Ce qui m'intéresse davantage ici, c'est que cet antisémitisme se mêle parfois au complotisme, même si c'est loin d'être systématique. Encore une fois, l'étude des commentaires Youtube témoigne d'un fait indéniable : l'immense majorité des dieudonnistes, comme ils s'appellent eux-mêmes, sont partisans de la théorie du complot, selon laquelle les sionistes (reliés aux francs-maçon, illuminatis ou autres sociétés secrètes satanistes, en fonction des cas) dirigent le monde. Ces complotistes, pour la plupart, ne sont ni antisémites, ni violents. Ils croient en une élite juive sioniste internationale dont le but est de protéger et de légitimer l'État d'Israël. Tous sont d'accord sur ce point, mais c'est ensuite que les théories diffèrent : pour certains, c'est un moyen qu'ont trouvé les USA pour asservir les peuples arabes et coloniser le Moyen-Orient ; pour d'autres, ce n'est que le rouage d'un mécanisme bien plus vaste, dont la finalité peut être la destruction du christianisme et de l'Islam, la préparation à la venue de l'antéchrist (ou des extraterrestres), voire à l'extermination d'une partie de l'humanité. Chacun a sa théorie propre, mais tous sont d'accord sur l'existence du fameux et désormais célèbre "complot sioniste".
 
Ces personnes ne sont pas mauvaises, dangereuses, violentes, méchantes, racistes, ou autres. Simplement, elles ne font plus confiance aux médias traditionnels (sûrement à raison), et au lieu d'en profiter pour se cultiver et réfléchir par elles-mêmes, elles changent simplement de source d'information. Selon leur logique, puisque Soral est exclu des médias, ce que dit Soral est forcément vrai. Finalement, elles sont contrôlées exactement de la même manière qu'avant, mais ont simplement changée de propagandistes. Par ce mécanisme, les thèses complotistes se développent, fonctionnent, et touchent chaque jour de nouvelles personnes. Ces théories sont tentantes, par leur caractère binaire et déterministe, si bien que même des personnes cultivées et raisonnées peuvent facilement tomber dedans. La théorie du complot a aussi l'avantage de ne pouvoir être réfutée : puisqu'elle ne peut être réfutée, elle est considérée comme vraie. Mais le complotisme n'est pas nécessairement imputable à un manque de culture, de connaissances, ou d'objectivité ; le problème de fond vient du sectarisme qu'il impose, par sa nature même, à ses partisans. Pour être un bon défenseur de sa théorie, il ne faut pas s'intéresser aux autres théories, car on y glisse facilement : forcément, puisque toutes sont plausibles et difficiles à démentir (et cela même si elles se contredisent parfois entre elles). La théorie du complot devient ainsi un dogme, une religion presque.
* * * * * * *
Consigne écrite 1: Traduisez en anglais cette phrase de l'extrait sur le complotisme : « Ces complotistes, pour la plupart, ne sont ni antisémites, ni violents. »
Consigne écrite 2: D'après l'extrait sur le complotisme, pour quelle raison la théorie du complot est-elle considérée comme vraie ?
Consigne écrite 3: Rédigez la suite de l'extrait sur le complotisme, en partant de sa dernière phrase.

Matériel fourni:
* * * * * * *
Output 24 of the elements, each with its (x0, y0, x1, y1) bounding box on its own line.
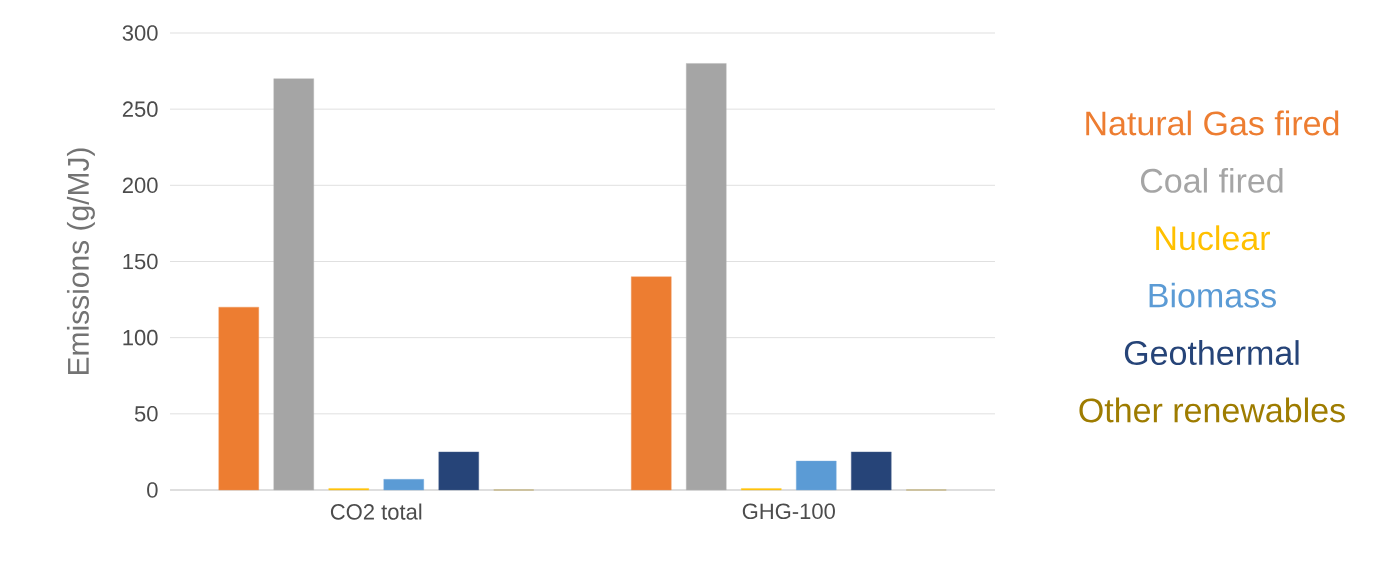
* * * * * * *
Réponse 1: Most of these conspiracy theorists are neither antisemitic nor violent.

Réponse 2: Parce qu'elle ne peut pas être réfutée.

Réponse 3:
La théorie est donc digérée par ses partisans et intégrée comme vérité absolue dans leur esprit. Pour eux, chaque événement, même minime, est relié à un ensemble plus vaste. La police est aux ordres des hommes politiques, eux-mêmes aux ordres des quelques individus qui gouvernent le monde ; les médias sont totalement contrôlés par ces mêmes individus, tout n'est que mensonge et mascarade ; le système est totalitaire, personne n'est libre, l'histoire est inventée. C'est ici qu'il faut se mettre dans la tête des complotistes : quand on croit sincèrement à cette vision du monde, comment rester passif et pacifiste ? Pour les plus extrémistes d'entre eux, le gouvernement américain prévoit d'exterminer la majeure partie de la population pour libérer de l'espace sur une planète surpeuplée... et ils y croient vraiment ! Que feriez-vous si, comme eux, vous en étiez persuadés ? On peut ainsi comprendre les violences qui émaillent certaines manifestations pro palestiniennes (pas les excuser, mais les comprendre). Israël étant un thème central du complot sioniste, on retrouve forcément des complotistes dans les manifestations, et les plus "extrémistes" dans leur théorie se sentent comme des résistants qui guident la foule vers la vérité, et contre le pouvoir absolu des élites qui dirigent le monde. Ils se moquent bien des convenances, des bonnes manières, et des critiques à leur encontre, puisqu'elles sont commanditées, dans leur esprit, par leurs ennemis occultes. À côté d'eux, et parfois même dans leurs rangs, on retrouve aussi quelques antisémites "traditionnels", racialistes. Les médias s'en émeuvent, le déplorent en permanence, mais pas un mot sur les conspirationnistes, quand ils évoquent la frange "dieudonniste" des manifestations pro palestiniennes, renforçant ainsi le sentiment de ces derniers d'être des résistants, si dangereux et subversifs qu'on n'ose même plus évoquer leur existence. Je parle de "frange dieudonniste des manifestations", car j'en identifie une autre, la frange "classique", composée de gens souvent plus raisonnables, mais aussi plus traditionnels, à savoir des militants de gauche ou d'extrême gauche, la plupart du temps. Car oui, les complotistes ne sont ni de droite, ni de gauche, l'ensemble de la politique n'étant qu'un enfumage en règle visant à diviser pour mieux régner.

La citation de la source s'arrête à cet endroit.